Records from a collection =
■ ■ ■ ■ ■ ■ ■

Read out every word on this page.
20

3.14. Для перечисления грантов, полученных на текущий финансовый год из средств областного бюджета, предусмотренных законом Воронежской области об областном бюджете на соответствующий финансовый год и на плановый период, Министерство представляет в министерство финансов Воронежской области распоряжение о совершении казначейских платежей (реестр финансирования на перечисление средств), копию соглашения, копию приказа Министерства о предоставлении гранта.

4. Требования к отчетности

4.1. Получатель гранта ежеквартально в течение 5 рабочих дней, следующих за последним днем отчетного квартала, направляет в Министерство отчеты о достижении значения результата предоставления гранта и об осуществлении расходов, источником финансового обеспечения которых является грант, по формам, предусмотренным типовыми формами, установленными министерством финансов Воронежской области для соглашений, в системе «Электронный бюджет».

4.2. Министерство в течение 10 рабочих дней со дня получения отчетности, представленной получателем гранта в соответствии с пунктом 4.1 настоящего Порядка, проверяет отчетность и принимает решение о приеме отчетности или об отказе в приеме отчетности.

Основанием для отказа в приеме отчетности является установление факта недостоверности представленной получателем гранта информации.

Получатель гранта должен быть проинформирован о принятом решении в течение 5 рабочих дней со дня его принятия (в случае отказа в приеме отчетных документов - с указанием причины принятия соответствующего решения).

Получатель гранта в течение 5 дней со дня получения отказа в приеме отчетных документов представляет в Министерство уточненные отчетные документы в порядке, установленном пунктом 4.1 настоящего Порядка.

■ ■ ■ ■ ■ ■ ■

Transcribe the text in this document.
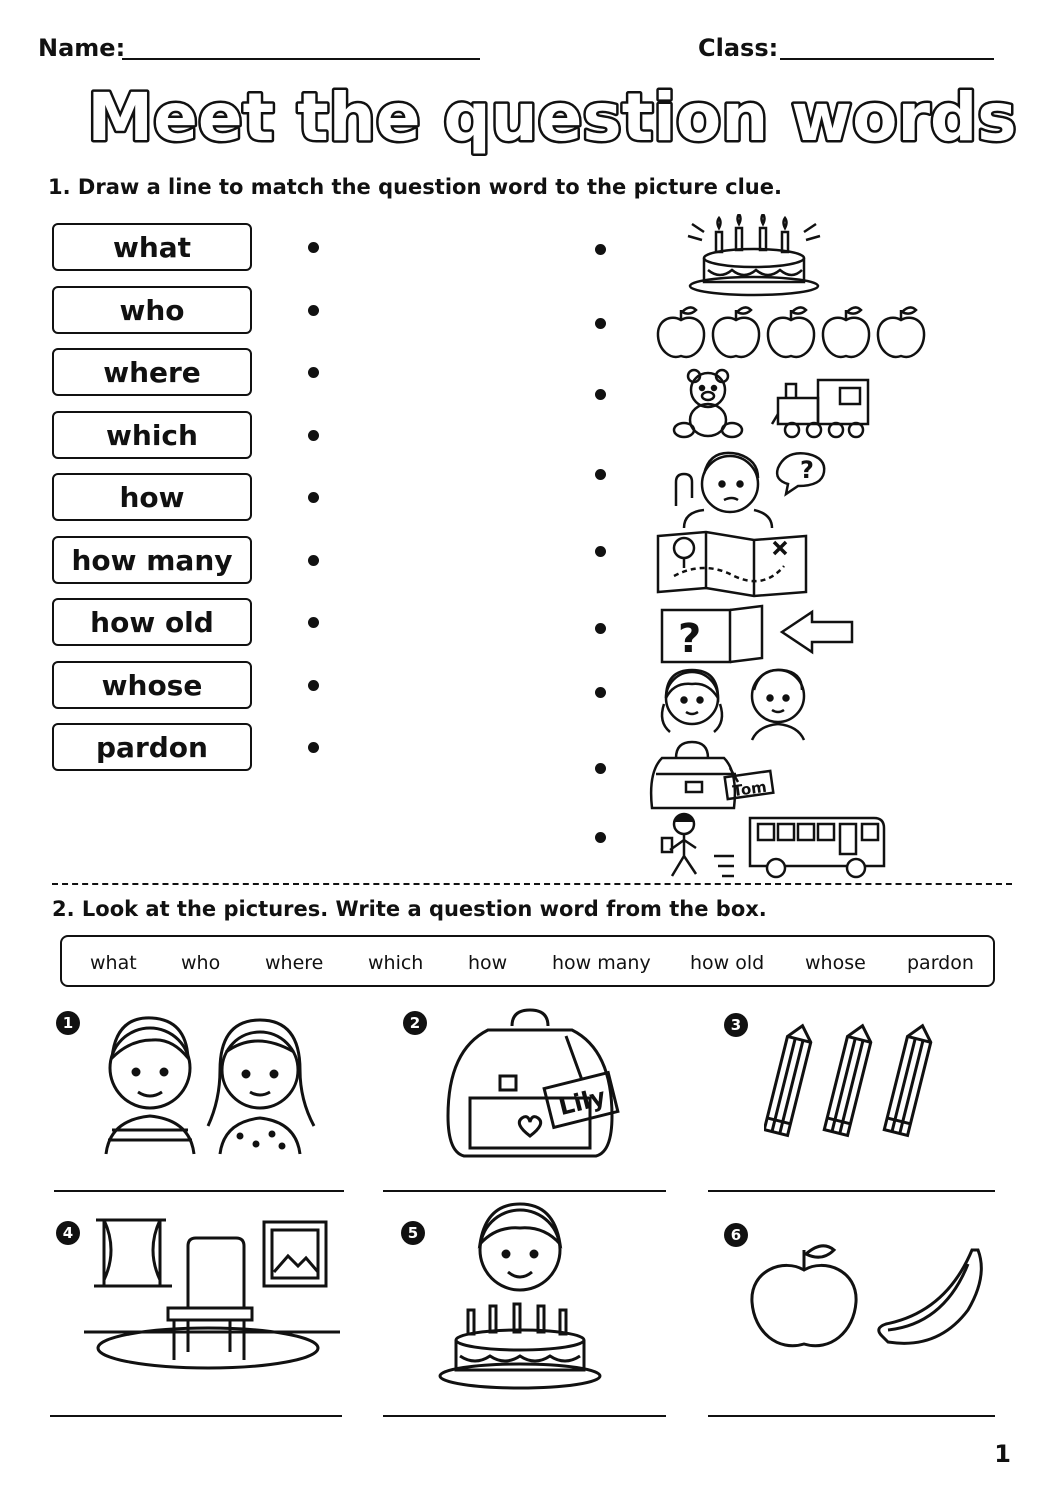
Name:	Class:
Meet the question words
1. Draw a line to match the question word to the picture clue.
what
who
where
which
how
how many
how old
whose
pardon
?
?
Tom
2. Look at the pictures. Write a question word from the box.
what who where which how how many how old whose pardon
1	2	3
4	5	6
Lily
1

■ ■ ■ ■ ■ ■ ■

YOUR INSTRUCTIONS = Return from the data every line that holds "whose".

ANSWER TO THE EXERCISE =
whose
what who where which how how many how old whose pardon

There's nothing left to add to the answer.